What the task requires:
Can you copy every line of the items below word for word, leaving out the pictures?

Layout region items
[start]

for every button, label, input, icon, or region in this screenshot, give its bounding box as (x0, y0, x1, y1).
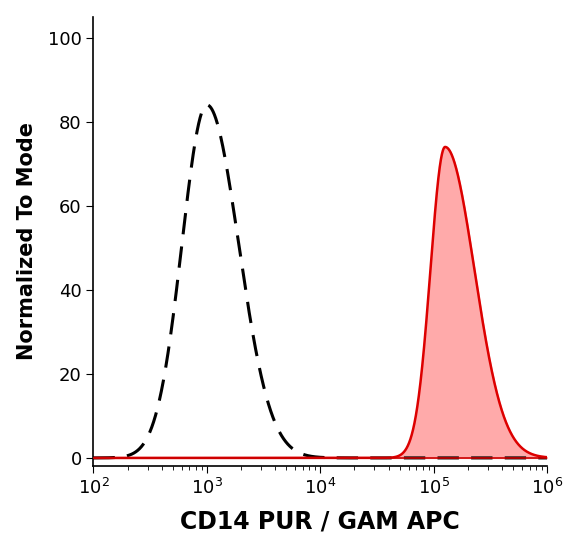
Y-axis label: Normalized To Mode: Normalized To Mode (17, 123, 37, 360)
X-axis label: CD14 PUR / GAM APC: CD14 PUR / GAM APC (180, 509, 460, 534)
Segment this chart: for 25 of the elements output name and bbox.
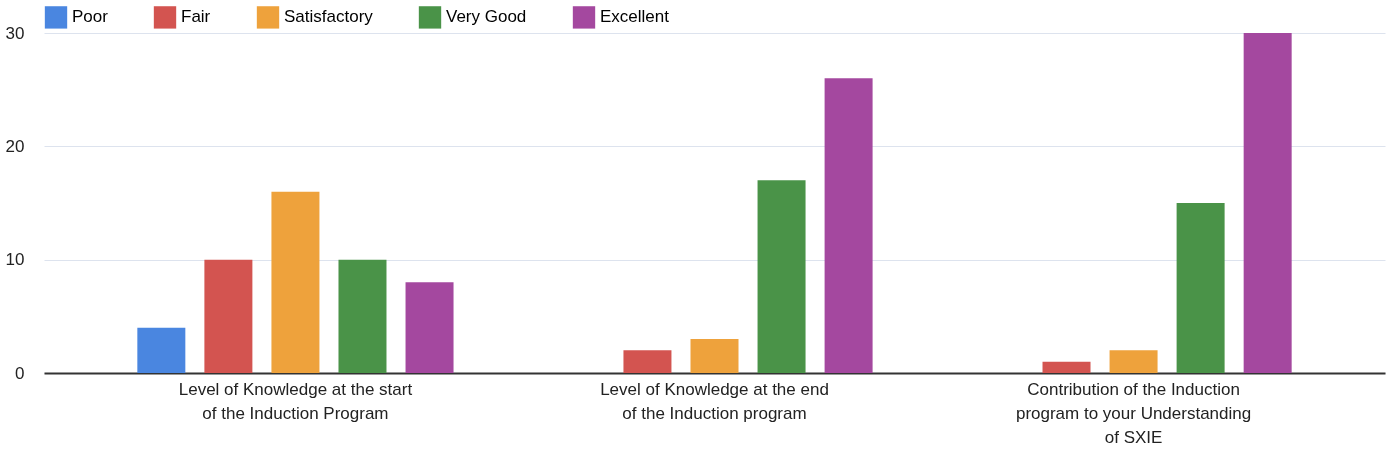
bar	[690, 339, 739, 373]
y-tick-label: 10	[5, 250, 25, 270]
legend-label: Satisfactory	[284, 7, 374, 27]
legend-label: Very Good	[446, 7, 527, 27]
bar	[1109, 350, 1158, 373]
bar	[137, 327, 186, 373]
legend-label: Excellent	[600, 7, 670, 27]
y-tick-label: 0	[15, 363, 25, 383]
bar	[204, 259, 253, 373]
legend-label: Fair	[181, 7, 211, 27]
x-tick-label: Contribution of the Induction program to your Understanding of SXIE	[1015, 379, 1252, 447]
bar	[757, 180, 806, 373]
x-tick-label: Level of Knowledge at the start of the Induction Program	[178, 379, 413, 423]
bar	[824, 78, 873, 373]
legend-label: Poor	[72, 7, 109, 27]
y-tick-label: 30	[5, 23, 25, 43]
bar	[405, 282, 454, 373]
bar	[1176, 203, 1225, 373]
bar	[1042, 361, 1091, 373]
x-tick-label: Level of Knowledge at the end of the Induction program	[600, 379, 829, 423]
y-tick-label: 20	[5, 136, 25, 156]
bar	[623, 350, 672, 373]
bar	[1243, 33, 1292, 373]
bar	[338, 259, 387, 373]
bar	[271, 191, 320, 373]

[end]

Response below:
for every button, label, input, icon, or region in this screenshot, give its bounding box as (x0, y0, x1, y1).
Y-axis label: Normalized To Mode: Normalized To Mode (17, 123, 37, 360)
X-axis label: CD14 PUR / GAM APC: CD14 PUR / GAM APC (180, 509, 460, 534)
Segment this chart: for 25 of the elements output name and bbox.
bar	[690, 339, 739, 373]
y-tick-label: 10	[5, 250, 25, 270]
legend-label: Satisfactory	[284, 7, 374, 27]
legend-label: Very Good	[446, 7, 527, 27]
bar	[1109, 350, 1158, 373]
bar	[137, 327, 186, 373]
legend-label: Excellent	[600, 7, 670, 27]
y-tick-label: 0	[15, 363, 25, 383]
bar	[204, 259, 253, 373]
legend-label: Fair	[181, 7, 211, 27]
x-tick-label: Contribution of the Induction program to your Understanding of SXIE	[1015, 379, 1252, 447]
bar	[757, 180, 806, 373]
x-tick-label: Level of Knowledge at the start of the Induction Program	[178, 379, 413, 423]
bar	[824, 78, 873, 373]
legend-label: Poor	[72, 7, 109, 27]
y-tick-label: 30	[5, 23, 25, 43]
bar	[405, 282, 454, 373]
bar	[1176, 203, 1225, 373]
bar	[1042, 361, 1091, 373]
x-tick-label: Level of Knowledge at the end of the Induction program	[600, 379, 829, 423]
y-tick-label: 20	[5, 136, 25, 156]
bar	[623, 350, 672, 373]
bar	[1243, 33, 1292, 373]
bar	[338, 259, 387, 373]
bar	[271, 191, 320, 373]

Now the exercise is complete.